# TASK INSTRUCTIONS:
Look through the records below, and copy out every line that holds the string "Doses".

Rows from a figure dataset

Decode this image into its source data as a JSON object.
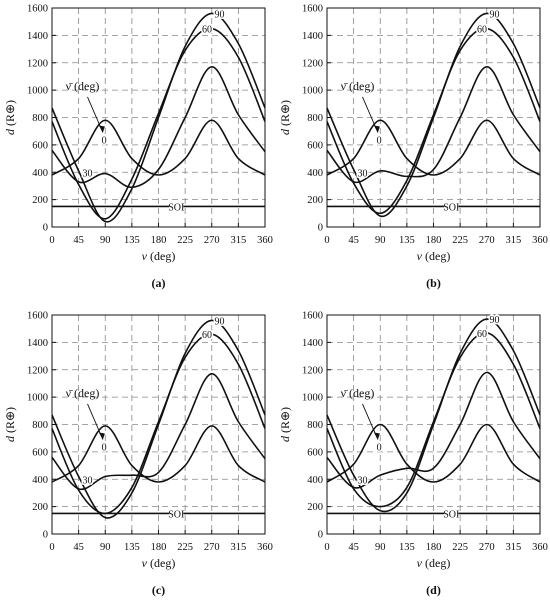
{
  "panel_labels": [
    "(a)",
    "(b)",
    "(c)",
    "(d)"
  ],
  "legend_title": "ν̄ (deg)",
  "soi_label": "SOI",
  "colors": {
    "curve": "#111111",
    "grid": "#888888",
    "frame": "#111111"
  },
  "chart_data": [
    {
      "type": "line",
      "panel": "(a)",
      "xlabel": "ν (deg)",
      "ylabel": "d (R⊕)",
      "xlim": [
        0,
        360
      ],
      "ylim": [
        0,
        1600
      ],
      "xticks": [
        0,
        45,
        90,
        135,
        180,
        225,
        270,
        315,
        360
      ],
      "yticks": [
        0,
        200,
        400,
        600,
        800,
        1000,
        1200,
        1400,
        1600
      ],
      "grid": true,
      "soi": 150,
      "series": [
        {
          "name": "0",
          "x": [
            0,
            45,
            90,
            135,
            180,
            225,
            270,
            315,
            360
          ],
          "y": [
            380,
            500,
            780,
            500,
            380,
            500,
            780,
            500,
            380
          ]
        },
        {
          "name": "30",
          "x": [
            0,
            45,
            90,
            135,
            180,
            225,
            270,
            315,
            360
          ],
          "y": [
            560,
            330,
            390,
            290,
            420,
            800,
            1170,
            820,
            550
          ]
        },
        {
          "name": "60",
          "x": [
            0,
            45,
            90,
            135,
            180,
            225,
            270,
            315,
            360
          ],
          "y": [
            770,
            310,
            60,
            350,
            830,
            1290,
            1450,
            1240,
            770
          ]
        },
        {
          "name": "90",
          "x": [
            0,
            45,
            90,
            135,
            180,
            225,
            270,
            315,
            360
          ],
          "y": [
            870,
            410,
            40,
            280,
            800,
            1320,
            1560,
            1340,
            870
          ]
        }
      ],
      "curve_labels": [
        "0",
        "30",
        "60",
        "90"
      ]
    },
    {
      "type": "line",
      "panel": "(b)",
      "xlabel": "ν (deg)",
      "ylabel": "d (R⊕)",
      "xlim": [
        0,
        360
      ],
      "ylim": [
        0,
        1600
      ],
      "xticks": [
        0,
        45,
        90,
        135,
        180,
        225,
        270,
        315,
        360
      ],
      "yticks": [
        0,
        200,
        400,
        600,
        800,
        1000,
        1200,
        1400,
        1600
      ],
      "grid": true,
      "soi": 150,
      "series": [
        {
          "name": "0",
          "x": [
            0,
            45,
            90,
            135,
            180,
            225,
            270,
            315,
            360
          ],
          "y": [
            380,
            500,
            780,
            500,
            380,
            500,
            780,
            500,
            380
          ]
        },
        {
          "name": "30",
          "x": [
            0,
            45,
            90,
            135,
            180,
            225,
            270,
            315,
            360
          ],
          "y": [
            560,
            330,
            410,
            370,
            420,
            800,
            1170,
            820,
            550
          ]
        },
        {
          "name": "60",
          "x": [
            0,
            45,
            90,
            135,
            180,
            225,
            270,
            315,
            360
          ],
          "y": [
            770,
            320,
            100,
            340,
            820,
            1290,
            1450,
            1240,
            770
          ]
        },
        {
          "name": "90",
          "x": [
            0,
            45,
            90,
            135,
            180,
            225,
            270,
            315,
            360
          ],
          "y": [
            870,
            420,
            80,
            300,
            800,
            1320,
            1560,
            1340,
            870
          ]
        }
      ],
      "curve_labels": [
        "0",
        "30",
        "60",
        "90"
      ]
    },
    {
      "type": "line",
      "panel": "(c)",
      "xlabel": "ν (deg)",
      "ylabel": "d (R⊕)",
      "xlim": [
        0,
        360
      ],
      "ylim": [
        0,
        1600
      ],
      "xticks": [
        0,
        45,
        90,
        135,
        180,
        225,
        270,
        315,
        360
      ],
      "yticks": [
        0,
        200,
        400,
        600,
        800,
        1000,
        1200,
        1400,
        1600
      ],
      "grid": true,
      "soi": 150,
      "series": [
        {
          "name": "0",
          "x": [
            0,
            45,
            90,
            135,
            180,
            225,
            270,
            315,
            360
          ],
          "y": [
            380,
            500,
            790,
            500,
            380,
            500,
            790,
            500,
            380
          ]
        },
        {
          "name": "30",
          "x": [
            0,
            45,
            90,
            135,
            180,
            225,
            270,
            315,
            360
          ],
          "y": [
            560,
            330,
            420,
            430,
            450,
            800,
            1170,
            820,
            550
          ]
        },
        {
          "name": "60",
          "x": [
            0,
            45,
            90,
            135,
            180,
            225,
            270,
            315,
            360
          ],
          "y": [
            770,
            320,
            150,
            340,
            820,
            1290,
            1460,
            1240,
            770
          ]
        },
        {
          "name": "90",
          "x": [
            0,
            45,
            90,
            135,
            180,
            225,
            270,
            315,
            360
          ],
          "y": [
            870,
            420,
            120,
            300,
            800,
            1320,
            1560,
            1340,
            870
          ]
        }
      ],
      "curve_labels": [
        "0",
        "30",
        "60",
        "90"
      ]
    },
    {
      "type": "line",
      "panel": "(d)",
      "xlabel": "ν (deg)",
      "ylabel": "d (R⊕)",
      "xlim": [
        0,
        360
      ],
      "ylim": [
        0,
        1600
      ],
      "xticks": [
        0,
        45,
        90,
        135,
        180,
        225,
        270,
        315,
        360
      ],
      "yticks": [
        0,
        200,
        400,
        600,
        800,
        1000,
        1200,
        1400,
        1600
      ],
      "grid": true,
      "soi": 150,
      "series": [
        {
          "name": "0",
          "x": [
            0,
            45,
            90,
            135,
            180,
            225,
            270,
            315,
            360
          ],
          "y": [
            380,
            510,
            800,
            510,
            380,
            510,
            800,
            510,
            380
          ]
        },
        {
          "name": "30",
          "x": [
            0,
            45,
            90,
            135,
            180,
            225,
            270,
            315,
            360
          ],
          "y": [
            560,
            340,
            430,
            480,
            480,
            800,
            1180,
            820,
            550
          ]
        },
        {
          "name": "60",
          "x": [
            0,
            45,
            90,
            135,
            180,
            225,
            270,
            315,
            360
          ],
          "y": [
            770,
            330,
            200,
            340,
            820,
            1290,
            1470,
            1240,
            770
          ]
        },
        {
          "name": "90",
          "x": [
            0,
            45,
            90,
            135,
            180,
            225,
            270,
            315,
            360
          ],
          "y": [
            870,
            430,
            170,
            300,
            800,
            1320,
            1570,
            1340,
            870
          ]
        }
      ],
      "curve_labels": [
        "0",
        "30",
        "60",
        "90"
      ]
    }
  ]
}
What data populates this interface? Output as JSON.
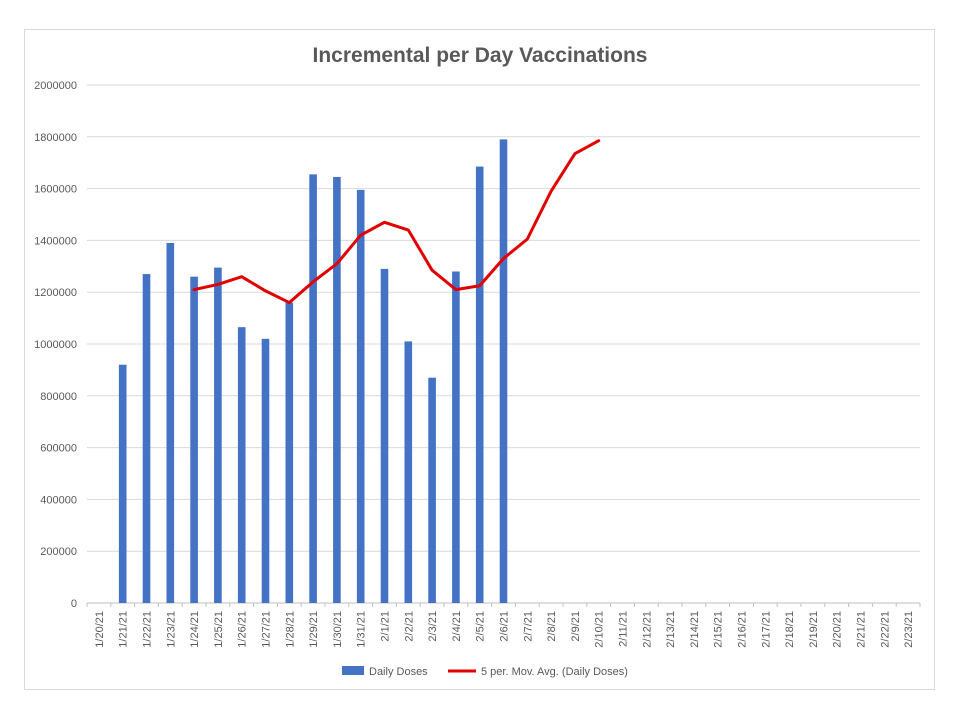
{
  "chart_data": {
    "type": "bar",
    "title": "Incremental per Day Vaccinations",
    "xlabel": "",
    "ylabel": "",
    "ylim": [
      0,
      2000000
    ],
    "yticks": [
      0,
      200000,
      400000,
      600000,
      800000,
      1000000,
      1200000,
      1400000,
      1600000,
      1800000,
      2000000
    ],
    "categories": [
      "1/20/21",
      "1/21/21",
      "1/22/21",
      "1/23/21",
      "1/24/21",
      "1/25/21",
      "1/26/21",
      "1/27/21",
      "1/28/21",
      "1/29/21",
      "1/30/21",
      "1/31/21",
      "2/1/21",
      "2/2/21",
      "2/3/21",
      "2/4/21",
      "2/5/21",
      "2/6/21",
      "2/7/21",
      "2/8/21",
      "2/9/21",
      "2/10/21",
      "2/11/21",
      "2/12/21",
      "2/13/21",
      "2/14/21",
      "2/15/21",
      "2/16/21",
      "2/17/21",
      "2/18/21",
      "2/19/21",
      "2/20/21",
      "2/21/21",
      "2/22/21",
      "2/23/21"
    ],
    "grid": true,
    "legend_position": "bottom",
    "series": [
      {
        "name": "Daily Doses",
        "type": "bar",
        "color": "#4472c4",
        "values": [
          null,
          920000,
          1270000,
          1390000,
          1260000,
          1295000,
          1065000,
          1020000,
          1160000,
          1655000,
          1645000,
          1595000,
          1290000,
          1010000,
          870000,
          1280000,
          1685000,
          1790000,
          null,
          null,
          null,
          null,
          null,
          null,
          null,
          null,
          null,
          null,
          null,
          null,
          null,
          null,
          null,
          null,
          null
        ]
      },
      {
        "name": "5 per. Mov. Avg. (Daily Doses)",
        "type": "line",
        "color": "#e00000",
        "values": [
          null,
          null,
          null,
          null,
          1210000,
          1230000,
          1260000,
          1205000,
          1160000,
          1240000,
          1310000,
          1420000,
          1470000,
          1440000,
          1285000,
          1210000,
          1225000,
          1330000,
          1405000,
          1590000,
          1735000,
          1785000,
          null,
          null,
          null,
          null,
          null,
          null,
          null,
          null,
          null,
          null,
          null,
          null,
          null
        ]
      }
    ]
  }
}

# RIGHT ANSWER:
        "name": "Daily Doses",
        "name": "5 per. Mov. Avg. (Daily Doses)",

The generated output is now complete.